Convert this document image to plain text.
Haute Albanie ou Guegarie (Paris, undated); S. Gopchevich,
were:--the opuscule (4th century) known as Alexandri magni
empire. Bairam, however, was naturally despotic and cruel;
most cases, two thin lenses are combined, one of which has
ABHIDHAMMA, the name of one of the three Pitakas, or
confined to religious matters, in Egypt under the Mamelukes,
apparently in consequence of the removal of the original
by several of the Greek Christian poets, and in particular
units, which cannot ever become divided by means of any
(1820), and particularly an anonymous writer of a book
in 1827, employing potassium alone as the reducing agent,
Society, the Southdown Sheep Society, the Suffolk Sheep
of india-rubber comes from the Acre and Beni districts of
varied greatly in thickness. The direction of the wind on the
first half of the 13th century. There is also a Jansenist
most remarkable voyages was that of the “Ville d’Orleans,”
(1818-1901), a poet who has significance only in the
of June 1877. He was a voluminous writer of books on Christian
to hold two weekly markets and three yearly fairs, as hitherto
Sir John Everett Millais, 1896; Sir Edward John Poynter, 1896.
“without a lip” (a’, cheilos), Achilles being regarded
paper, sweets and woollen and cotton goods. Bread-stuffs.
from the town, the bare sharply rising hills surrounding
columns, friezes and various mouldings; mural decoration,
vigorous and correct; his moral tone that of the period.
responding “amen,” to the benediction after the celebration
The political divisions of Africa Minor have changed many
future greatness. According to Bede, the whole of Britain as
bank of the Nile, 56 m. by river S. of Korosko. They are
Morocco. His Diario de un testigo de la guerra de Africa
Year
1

☆ ☆ ☆

(Your objective): Leave out every line without the string "that" and copy the rest.

(Solution to this problem):
most remarkable voyages was that of the “Ville d’Orleans,”
vigorous and correct; his moral tone that of the period.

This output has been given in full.